Return every line of the material exactly.

>> BEGIN Records to use

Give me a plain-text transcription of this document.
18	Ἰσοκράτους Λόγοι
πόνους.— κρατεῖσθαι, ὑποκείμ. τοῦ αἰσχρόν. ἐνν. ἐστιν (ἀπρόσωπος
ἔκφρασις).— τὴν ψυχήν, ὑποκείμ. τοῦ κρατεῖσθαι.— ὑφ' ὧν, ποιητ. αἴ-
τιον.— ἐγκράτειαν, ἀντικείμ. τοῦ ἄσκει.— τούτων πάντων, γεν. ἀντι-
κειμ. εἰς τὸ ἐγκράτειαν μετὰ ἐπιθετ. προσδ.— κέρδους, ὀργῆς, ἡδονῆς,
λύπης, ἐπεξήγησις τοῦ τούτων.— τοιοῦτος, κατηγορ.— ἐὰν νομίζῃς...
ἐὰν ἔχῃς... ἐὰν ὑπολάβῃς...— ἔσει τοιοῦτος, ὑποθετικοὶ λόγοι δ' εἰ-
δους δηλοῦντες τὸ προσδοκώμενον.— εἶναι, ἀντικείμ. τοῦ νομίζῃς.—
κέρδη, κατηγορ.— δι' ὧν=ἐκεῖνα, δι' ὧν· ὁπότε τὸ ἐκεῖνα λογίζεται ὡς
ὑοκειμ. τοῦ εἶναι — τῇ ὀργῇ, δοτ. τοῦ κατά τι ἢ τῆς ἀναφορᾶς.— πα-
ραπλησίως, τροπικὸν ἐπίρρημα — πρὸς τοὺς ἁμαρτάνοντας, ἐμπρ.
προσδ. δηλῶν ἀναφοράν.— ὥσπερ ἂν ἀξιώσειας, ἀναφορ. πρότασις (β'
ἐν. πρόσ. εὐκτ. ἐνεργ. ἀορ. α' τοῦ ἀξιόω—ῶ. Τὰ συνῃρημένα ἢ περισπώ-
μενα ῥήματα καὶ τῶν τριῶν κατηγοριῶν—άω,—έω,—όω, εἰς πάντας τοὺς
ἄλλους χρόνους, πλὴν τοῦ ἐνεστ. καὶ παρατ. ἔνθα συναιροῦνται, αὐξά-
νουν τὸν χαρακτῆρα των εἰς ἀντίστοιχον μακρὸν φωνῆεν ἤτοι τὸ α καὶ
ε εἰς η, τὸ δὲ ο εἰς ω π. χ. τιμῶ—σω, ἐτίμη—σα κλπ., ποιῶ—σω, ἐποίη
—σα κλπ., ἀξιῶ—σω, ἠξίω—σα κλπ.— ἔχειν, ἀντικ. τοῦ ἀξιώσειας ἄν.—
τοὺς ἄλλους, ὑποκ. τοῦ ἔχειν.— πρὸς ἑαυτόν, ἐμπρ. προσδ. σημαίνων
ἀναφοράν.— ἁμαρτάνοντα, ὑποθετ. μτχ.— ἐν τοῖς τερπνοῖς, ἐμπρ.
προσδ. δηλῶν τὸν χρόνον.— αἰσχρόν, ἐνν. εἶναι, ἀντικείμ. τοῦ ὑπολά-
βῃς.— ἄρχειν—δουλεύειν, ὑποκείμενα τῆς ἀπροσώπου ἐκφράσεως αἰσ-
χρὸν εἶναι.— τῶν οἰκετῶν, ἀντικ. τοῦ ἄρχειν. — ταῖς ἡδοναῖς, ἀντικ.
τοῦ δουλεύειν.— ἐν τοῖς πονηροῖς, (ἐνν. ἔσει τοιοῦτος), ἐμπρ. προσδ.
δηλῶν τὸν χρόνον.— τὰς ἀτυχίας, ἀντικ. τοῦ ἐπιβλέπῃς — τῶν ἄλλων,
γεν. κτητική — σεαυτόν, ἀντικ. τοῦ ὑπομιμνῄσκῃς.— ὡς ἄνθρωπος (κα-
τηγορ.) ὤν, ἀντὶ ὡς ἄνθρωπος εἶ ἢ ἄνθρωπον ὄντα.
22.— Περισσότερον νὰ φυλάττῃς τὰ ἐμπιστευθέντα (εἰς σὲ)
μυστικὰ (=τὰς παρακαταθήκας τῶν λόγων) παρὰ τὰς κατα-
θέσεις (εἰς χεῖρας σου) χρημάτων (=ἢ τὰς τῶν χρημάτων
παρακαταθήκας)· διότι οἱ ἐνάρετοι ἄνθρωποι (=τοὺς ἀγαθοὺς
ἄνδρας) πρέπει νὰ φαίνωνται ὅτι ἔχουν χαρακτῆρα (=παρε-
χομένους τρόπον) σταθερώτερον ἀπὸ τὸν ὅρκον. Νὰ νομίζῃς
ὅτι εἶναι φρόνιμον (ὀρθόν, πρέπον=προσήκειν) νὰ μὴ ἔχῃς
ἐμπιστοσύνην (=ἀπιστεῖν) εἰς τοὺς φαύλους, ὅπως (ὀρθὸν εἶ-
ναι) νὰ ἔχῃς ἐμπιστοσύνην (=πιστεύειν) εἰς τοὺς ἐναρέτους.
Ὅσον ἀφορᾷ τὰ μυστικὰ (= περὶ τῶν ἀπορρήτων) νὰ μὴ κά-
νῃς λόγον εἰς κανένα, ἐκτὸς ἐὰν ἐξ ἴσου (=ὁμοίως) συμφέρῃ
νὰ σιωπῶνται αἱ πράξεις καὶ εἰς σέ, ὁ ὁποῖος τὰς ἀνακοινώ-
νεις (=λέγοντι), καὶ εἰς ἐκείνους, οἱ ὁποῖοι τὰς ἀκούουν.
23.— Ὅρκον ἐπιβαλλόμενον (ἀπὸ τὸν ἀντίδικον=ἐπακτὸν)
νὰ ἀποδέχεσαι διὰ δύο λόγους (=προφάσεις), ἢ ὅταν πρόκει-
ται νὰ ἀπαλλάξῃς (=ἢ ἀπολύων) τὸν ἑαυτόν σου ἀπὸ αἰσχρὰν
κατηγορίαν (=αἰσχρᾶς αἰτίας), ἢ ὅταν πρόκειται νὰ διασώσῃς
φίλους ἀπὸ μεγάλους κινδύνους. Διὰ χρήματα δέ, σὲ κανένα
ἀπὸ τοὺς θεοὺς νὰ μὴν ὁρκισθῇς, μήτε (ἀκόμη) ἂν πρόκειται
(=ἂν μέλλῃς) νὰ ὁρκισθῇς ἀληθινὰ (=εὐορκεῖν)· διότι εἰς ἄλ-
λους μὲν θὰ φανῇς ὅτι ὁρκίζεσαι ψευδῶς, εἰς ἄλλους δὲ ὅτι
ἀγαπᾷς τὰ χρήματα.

>> END Records to use

Written answer
Give me a plain-text transcription of this document.
18	Ἰσοκράτους Λόγοι
πόνους.— κρατεῖσθαι, ὑποκείμ. τοῦ αἰσχρόν. ἐνν. ἐστιν (ἀπρόσωπος
ἔκφρασις).— τὴν ψυχήν, ὑποκείμ. τοῦ κρατεῖσθαι.— ὑφ' ὧν, ποιητ. αἴ-
τιον.— ἐγκράτειαν, ἀντικείμ. τοῦ ἄσκει.— τούτων πάντων, γεν. ἀντι-
κειμ. εἰς τὸ ἐγκράτειαν μετὰ ἐπιθετ. προσδ.— κέρδους, ὀργῆς, ἡδονῆς,
λύπης, ἐπεξήγησις τοῦ τούτων.— τοιοῦτος, κατηγορ.— ἐὰν νομίζῃς...
ἐὰν ἔχῃς... ἐὰν ὑπολάβῃς...— ἔσει τοιοῦτος, ὑποθετικοὶ λόγοι δ' εἰ-
δους δηλοῦντες τὸ προσδοκώμενον.— εἶναι, ἀντικείμ. τοῦ νομίζῃς.—
κέρδη, κατηγορ.— δι' ὧν=ἐκεῖνα, δι' ὧν· ὁπότε τὸ ἐκεῖνα λογίζεται ὡς
ὑοκειμ. τοῦ εἶναι — τῇ ὀργῇ, δοτ. τοῦ κατά τι ἢ τῆς ἀναφορᾶς.— πα-
ραπλησίως, τροπικὸν ἐπίρρημα — πρὸς τοὺς ἁμαρτάνοντας, ἐμπρ.
προσδ. δηλῶν ἀναφοράν.— ὥσπερ ἂν ἀξιώσειας, ἀναφορ. πρότασις (β'
ἐν. πρόσ. εὐκτ. ἐνεργ. ἀορ. α' τοῦ ἀξιόω—ῶ. Τὰ συνῃρημένα ἢ περισπώ-
μενα ῥήματα καὶ τῶν τριῶν κατηγοριῶν—άω,—έω,—όω, εἰς πάντας τοὺς
ἄλλους χρόνους, πλὴν τοῦ ἐνεστ. καὶ παρατ. ἔνθα συναιροῦνται, αὐξά-
νουν τὸν χαρακτῆρα των εἰς ἀντίστοιχον μακρὸν φωνῆεν ἤτοι τὸ α καὶ
ε εἰς η, τὸ δὲ ο εἰς ω π. χ. τιμῶ—σω, ἐτίμη—σα κλπ., ποιῶ—σω, ἐποίη
—σα κλπ., ἀξιῶ—σω, ἠξίω—σα κλπ.— ἔχειν, ἀντικ. τοῦ ἀξιώσειας ἄν.—
τοὺς ἄλλους, ὑποκ. τοῦ ἔχειν.— πρὸς ἑαυτόν, ἐμπρ. προσδ. σημαίνων
ἀναφοράν.— ἁμαρτάνοντα, ὑποθετ. μτχ.— ἐν τοῖς τερπνοῖς, ἐμπρ.
προσδ. δηλῶν τὸν χρόνον.— αἰσχρόν, ἐνν. εἶναι, ἀντικείμ. τοῦ ὑπολά-
βῃς.— ἄρχειν—δουλεύειν, ὑποκείμενα τῆς ἀπροσώπου ἐκφράσεως αἰσ-
χρὸν εἶναι.— τῶν οἰκετῶν, ἀντικ. τοῦ ἄρχειν. — ταῖς ἡδοναῖς, ἀντικ.
τοῦ δουλεύειν.— ἐν τοῖς πονηροῖς, (ἐνν. ἔσει τοιοῦτος), ἐμπρ. προσδ.
δηλῶν τὸν χρόνον.— τὰς ἀτυχίας, ἀντικ. τοῦ ἐπιβλέπῃς — τῶν ἄλλων,
γεν. κτητική — σεαυτόν, ἀντικ. τοῦ ὑπομιμνῄσκῃς.— ὡς ἄνθρωπος (κα-
τηγορ.) ὤν, ἀντὶ ὡς ἄνθρωπος εἶ ἢ ἄνθρωπον ὄντα.
22.— Περισσότερον νὰ φυλάττῃς τὰ ἐμπιστευθέντα (εἰς σὲ)
μυστικὰ (=τὰς παρακαταθήκας τῶν λόγων) παρὰ τὰς κατα-
θέσεις (εἰς χεῖρας σου) χρημάτων (=ἢ τὰς τῶν χρημάτων
παρακαταθήκας)· διότι οἱ ἐνάρετοι ἄνθρωποι (=τοὺς ἀγαθοὺς
ἄνδρας) πρέπει νὰ φαίνωνται ὅτι ἔχουν χαρακτῆρα (=παρε-
χομένους τρόπον) σταθερώτερον ἀπὸ τὸν ὅρκον. Νὰ νομίζῃς
ὅτι εἶναι φρόνιμον (ὀρθόν, πρέπον=προσήκειν) νὰ μὴ ἔχῃς
ἐμπιστοσύνην (=ἀπιστεῖν) εἰς τοὺς φαύλους, ὅπως (ὀρθὸν εἶ-
ναι) νὰ ἔχῃς ἐμπιστοσύνην (=πιστεύειν) εἰς τοὺς ἐναρέτους.
Ὅσον ἀφορᾷ τὰ μυστικὰ (= περὶ τῶν ἀπορρήτων) νὰ μὴ κά-
νῃς λόγον εἰς κανένα, ἐκτὸς ἐὰν ἐξ ἴσου (=ὁμοίως) συμφέρῃ
νὰ σιωπῶνται αἱ πράξεις καὶ εἰς σέ, ὁ ὁποῖος τὰς ἀνακοινώ-
νεις (=λέγοντι), καὶ εἰς ἐκείνους, οἱ ὁποῖοι τὰς ἀκούουν.
23.— Ὅρκον ἐπιβαλλόμενον (ἀπὸ τὸν ἀντίδικον=ἐπακτὸν)
νὰ ἀποδέχεσαι διὰ δύο λόγους (=προφάσεις), ἢ ὅταν πρόκει-
ται νὰ ἀπαλλάξῃς (=ἢ ἀπολύων) τὸν ἑαυτόν σου ἀπὸ αἰσχρὰν
κατηγορίαν (=αἰσχρᾶς αἰτίας), ἢ ὅταν πρόκειται νὰ διασώσῃς
φίλους ἀπὸ μεγάλους κινδύνους. Διὰ χρήματα δέ, σὲ κανένα
ἀπὸ τοὺς θεοὺς νὰ μὴν ὁρκισθῇς, μήτε (ἀκόμη) ἂν πρόκειται
(=ἂν μέλλῃς) νὰ ὁρκισθῇς ἀληθινὰ (=εὐορκεῖν)· διότι εἰς ἄλ-
λους μὲν θὰ φανῇς ὅτι ὁρκίζεσαι ψευδῶς, εἰς ἄλλους δὲ ὅτι
ἀγαπᾷς τὰ χρήματα.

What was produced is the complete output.